** START OF Exercise materials **

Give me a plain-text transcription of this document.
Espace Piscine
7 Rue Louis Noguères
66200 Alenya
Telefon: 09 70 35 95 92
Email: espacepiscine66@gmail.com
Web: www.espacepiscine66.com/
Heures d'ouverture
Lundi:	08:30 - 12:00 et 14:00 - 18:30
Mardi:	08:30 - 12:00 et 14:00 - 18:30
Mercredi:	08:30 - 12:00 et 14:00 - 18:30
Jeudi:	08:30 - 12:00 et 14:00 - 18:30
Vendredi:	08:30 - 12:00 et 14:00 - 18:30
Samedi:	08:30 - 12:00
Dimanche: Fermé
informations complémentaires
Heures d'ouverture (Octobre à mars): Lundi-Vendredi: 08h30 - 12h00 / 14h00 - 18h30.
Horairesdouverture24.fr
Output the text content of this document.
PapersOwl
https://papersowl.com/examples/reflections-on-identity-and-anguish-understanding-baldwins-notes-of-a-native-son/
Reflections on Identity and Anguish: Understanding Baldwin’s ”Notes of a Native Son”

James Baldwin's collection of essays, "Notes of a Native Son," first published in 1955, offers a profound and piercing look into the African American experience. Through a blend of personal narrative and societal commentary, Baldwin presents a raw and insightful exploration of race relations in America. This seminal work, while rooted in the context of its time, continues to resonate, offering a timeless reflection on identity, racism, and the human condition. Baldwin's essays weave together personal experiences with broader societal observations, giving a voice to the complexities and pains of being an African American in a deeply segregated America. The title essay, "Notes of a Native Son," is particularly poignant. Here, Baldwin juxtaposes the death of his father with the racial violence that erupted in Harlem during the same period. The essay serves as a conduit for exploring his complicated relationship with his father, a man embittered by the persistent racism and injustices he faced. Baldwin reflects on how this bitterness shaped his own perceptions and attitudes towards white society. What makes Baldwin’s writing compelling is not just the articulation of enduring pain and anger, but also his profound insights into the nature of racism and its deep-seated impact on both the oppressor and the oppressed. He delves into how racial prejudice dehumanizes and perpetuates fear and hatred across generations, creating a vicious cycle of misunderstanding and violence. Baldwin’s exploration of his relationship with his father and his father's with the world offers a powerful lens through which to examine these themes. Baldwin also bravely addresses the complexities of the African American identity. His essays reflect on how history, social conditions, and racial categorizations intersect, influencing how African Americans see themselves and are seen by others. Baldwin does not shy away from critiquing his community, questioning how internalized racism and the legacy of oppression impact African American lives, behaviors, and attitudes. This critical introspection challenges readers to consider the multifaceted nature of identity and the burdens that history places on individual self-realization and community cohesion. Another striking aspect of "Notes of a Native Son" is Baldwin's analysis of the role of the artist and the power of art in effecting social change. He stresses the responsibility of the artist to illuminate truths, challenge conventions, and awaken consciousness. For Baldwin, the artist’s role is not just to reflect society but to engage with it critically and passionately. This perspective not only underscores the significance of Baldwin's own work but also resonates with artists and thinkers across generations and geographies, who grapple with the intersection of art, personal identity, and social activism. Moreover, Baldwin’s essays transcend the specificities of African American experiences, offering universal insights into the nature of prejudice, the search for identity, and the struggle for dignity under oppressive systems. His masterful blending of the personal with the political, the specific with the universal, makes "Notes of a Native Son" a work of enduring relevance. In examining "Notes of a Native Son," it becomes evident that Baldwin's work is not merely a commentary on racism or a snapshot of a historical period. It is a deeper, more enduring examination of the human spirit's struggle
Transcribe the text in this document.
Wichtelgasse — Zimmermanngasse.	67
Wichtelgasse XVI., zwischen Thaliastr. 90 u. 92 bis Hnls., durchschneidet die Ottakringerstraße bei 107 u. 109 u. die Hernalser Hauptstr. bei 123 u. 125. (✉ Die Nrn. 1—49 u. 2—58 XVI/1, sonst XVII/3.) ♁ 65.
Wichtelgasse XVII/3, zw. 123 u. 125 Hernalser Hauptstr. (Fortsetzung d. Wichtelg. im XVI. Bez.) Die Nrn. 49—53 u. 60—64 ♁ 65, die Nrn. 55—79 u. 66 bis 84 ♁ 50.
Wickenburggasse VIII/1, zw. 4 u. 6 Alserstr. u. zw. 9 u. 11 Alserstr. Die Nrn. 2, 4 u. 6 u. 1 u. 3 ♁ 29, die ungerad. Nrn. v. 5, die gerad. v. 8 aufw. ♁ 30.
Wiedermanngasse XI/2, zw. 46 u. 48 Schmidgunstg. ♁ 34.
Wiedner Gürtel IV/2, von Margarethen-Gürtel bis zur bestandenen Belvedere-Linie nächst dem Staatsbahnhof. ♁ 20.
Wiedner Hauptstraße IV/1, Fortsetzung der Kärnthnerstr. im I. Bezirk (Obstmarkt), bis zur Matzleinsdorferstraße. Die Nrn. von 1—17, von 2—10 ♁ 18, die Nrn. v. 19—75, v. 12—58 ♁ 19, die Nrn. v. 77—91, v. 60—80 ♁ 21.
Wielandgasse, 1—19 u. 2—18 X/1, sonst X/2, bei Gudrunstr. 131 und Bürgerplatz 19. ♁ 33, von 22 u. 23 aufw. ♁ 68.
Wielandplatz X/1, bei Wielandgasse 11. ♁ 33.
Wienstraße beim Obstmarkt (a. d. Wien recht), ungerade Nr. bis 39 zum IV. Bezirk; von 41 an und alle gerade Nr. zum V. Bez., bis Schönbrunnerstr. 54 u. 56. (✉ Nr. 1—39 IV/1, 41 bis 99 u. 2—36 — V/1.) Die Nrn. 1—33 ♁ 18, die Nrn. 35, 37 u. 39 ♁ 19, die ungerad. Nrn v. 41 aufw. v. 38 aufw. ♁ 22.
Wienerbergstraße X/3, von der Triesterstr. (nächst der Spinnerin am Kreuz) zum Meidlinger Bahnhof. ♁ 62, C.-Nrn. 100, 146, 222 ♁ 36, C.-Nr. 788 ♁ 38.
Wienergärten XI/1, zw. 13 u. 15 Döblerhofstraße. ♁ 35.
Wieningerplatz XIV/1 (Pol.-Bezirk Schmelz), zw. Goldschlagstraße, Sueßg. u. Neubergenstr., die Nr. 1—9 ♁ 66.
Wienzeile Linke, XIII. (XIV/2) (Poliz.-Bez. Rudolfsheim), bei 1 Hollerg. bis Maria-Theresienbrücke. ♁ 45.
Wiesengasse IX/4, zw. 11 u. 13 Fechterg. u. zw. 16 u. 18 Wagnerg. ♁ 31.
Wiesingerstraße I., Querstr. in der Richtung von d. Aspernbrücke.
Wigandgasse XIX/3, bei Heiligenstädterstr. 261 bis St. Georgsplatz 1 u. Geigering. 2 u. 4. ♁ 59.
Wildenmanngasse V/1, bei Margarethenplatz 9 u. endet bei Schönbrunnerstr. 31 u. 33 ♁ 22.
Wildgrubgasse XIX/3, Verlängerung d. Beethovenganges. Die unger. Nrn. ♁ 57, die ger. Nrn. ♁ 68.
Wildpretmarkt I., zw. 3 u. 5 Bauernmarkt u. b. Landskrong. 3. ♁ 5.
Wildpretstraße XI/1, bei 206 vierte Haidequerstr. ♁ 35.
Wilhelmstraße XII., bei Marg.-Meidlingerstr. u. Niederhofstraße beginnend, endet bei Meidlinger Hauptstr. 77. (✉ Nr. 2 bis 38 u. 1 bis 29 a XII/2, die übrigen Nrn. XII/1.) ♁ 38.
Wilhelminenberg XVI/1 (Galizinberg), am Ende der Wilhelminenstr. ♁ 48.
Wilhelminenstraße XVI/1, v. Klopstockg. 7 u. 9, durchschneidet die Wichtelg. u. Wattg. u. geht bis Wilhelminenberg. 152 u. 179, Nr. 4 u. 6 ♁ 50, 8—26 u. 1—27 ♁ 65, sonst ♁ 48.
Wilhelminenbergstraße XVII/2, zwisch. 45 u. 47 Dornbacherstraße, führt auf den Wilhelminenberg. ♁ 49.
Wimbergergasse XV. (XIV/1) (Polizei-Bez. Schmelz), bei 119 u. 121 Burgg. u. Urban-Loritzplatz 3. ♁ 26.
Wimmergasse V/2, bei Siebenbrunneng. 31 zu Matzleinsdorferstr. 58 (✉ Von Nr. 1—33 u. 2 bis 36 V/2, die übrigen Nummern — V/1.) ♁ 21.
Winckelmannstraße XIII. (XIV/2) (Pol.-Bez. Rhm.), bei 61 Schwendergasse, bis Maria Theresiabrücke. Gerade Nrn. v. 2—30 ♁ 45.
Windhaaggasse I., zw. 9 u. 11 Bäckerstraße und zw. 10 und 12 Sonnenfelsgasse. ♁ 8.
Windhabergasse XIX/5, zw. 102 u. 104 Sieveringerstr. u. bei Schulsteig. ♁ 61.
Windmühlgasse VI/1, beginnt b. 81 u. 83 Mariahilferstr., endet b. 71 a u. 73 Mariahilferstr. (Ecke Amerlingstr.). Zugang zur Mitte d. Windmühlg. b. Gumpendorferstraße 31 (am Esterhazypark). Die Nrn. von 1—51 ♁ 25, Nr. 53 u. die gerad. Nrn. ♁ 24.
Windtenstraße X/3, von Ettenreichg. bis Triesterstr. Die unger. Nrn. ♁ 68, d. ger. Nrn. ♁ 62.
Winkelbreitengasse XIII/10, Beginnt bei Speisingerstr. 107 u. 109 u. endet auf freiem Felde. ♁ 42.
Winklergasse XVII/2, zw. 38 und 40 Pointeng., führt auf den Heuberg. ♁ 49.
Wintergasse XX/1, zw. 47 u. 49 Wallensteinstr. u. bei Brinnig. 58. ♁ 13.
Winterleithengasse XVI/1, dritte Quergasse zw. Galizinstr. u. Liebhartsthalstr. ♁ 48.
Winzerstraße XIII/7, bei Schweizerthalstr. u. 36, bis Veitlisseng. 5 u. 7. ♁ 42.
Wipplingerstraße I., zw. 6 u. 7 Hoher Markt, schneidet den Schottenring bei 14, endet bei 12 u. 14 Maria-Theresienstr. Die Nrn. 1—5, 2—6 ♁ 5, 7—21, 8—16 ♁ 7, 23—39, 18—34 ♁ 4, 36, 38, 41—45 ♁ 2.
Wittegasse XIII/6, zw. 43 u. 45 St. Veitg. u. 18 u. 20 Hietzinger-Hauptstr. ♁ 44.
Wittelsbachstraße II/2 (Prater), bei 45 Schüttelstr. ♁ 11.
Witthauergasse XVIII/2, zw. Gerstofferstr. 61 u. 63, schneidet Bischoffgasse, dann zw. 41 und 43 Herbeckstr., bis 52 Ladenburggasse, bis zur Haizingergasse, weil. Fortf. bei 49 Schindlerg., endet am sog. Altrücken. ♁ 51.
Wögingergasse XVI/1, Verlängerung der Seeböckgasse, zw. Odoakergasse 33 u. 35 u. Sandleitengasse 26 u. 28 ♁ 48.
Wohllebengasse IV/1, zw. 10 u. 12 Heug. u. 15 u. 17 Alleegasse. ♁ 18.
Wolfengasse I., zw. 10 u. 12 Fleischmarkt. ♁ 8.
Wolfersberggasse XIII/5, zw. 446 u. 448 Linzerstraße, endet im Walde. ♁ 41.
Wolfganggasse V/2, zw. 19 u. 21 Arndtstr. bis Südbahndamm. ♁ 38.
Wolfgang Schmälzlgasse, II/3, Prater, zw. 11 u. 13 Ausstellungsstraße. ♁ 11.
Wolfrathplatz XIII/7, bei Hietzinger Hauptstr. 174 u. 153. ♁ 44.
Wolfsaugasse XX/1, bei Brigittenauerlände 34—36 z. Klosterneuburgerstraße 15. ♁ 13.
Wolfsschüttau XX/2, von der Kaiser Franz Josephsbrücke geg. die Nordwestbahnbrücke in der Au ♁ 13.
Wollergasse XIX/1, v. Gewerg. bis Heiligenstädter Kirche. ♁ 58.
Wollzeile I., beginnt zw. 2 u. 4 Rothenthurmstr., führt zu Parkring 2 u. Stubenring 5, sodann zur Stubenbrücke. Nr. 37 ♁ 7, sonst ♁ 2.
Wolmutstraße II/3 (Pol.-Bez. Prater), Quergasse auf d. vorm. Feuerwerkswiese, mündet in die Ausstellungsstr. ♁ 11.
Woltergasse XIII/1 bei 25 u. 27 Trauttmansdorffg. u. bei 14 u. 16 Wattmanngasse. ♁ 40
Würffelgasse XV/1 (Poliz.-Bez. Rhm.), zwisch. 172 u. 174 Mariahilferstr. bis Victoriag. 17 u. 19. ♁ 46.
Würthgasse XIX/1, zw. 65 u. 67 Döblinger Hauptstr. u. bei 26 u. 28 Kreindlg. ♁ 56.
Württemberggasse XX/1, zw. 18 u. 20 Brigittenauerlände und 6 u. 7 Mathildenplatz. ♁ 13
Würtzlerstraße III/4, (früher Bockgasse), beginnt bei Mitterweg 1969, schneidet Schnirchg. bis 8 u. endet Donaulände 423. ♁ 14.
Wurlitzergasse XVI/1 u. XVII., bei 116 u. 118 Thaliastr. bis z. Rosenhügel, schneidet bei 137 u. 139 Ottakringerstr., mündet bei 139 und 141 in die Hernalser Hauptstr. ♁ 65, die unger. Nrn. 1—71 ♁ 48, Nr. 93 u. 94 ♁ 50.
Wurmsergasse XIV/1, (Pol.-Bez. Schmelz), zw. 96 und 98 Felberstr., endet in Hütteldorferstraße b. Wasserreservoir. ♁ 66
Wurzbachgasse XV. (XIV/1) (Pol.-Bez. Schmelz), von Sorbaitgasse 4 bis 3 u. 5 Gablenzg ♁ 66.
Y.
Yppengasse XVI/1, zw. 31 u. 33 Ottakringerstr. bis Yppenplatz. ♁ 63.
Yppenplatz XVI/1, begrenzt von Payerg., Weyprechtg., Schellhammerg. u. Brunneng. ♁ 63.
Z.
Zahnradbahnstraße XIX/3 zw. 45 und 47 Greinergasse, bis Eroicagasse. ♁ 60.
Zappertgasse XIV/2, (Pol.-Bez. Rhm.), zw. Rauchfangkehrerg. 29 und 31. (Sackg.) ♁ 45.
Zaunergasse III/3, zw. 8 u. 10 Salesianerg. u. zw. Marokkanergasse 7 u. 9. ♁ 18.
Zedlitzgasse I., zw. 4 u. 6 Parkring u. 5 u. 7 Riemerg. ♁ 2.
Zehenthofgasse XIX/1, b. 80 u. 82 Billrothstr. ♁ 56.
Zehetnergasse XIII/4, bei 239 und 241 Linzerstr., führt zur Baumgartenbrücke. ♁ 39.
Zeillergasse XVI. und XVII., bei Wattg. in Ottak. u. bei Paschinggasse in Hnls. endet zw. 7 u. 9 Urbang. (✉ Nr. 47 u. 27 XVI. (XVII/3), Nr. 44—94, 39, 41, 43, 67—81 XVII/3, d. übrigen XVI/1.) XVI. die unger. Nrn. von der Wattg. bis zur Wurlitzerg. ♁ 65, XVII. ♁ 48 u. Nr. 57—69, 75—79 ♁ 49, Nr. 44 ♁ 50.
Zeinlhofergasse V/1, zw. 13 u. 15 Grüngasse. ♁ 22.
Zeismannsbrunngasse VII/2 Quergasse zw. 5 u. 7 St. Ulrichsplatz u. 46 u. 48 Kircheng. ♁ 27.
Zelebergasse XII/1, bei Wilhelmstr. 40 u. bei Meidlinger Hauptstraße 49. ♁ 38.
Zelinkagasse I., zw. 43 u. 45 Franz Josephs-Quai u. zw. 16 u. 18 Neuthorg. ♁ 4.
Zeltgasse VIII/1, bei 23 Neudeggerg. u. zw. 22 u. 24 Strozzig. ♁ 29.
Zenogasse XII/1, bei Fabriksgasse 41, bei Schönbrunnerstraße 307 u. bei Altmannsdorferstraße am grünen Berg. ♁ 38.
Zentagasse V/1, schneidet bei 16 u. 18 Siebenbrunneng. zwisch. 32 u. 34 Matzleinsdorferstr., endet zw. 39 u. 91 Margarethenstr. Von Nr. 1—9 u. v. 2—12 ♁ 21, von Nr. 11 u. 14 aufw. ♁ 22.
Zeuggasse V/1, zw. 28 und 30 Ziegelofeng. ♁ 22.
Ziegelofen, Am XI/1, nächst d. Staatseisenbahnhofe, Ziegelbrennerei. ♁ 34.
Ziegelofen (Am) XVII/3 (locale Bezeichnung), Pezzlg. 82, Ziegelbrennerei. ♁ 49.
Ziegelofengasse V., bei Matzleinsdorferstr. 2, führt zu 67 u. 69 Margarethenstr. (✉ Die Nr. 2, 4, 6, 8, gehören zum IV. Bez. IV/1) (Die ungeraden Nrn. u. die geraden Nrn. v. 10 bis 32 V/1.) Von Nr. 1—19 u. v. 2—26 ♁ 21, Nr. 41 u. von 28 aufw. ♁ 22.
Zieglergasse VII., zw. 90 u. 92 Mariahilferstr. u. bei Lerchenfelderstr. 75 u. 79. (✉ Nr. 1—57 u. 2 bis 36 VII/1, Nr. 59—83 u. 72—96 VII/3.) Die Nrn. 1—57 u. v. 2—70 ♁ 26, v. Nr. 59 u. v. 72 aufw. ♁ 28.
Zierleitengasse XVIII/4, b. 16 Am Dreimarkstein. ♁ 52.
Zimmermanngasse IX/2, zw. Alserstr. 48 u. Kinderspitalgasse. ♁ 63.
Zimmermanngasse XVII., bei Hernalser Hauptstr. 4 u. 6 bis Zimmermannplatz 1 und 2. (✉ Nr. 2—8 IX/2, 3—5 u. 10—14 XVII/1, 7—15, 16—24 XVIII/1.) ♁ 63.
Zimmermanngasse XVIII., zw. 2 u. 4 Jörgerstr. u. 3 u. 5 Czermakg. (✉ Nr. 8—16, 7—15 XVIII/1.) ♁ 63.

** END OF Exercise materials **

What you should do: Show every line in the entries where the string "Vendredi" occurs.

The completed task:
Vendredi:	08:30 - 12:00 et 14:00 - 18:30
Heures d'ouverture (Octobre à mars): Lundi-Vendredi: 08h30 - 12h00 / 14h00 - 18h30.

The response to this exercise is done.